=== RECORDS TO USE ===

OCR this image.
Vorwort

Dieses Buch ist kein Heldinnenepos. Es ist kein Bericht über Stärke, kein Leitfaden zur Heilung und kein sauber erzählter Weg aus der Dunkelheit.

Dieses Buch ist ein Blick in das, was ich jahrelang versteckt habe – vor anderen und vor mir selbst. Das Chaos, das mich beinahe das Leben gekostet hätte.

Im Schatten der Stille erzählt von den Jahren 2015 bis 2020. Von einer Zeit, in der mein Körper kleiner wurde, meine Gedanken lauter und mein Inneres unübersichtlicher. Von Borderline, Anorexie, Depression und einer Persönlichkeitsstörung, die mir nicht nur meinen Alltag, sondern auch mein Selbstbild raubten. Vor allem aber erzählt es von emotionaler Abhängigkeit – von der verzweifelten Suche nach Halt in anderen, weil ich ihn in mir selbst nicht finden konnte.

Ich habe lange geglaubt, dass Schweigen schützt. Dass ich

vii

===

▸ **TASK PROMPT**: All lines in the data that contain the word "Dieses" should be copied.

▸ **WRITTEN SOLUTION**:
Dieses Buch ist kein Heldinnenepos. Es ist kein Bericht über Stärke, kein Leitfaden zur Heilung und kein sauber erzählter Weg aus der Dunkelheit.
Dieses Buch ist ein Blick in das, was ich jahrelang versteckt habe – vor anderen und vor mir selbst. Das Chaos, das mich beinahe das Leben gekostet hätte.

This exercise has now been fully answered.